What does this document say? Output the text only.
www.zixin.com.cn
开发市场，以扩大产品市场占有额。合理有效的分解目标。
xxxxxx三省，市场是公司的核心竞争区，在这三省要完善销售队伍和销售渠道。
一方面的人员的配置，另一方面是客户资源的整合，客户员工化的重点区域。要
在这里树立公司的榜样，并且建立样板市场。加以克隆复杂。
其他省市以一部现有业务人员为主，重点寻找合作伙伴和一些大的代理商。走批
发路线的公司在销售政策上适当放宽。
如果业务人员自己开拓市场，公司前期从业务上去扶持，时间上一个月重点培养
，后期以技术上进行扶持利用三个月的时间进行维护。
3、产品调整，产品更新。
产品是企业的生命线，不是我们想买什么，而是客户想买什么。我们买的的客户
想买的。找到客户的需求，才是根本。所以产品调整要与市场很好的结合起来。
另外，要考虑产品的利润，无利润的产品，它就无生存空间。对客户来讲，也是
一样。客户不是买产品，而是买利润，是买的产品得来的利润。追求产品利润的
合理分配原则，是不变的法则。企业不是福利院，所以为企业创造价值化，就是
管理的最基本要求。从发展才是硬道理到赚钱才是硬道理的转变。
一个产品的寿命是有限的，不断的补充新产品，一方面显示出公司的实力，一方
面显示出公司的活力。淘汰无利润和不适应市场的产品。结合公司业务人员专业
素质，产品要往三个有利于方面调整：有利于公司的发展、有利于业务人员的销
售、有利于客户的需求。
- - - -
• EXERCISE DIRECTIONS:
Transcribe the entire listing above precisely.

• WRITTEN RESPONSE:
What does this document say? Output the text only.
www.zixin.com.cn
开发市场，以扩大产品市场占有额。合理有效的分解目标。
xxxxxx三省，市场是公司的核心竞争区，在这三省要完善销售队伍和销售渠道。
一方面的人员的配置，另一方面是客户资源的整合，客户员工化的重点区域。要
在这里树立公司的榜样，并且建立样板市场。加以克隆复杂。
其他省市以一部现有业务人员为主，重点寻找合作伙伴和一些大的代理商。走批
发路线的公司在销售政策上适当放宽。
如果业务人员自己开拓市场，公司前期从业务上去扶持，时间上一个月重点培养
，后期以技术上进行扶持利用三个月的时间进行维护。
3、产品调整，产品更新。
产品是企业的生命线，不是我们想买什么，而是客户想买什么。我们买的的客户
想买的。找到客户的需求，才是根本。所以产品调整要与市场很好的结合起来。
另外，要考虑产品的利润，无利润的产品，它就无生存空间。对客户来讲，也是
一样。客户不是买产品，而是买利润，是买的产品得来的利润。追求产品利润的
合理分配原则，是不变的法则。企业不是福利院，所以为企业创造价值化，就是
管理的最基本要求。从发展才是硬道理到赚钱才是硬道理的转变。
一个产品的寿命是有限的，不断的补充新产品，一方面显示出公司的实力，一方
面显示出公司的活力。淘汰无利润和不适应市场的产品。结合公司业务人员专业
素质，产品要往三个有利于方面调整：有利于公司的发展、有利于业务人员的销
售、有利于客户的需求。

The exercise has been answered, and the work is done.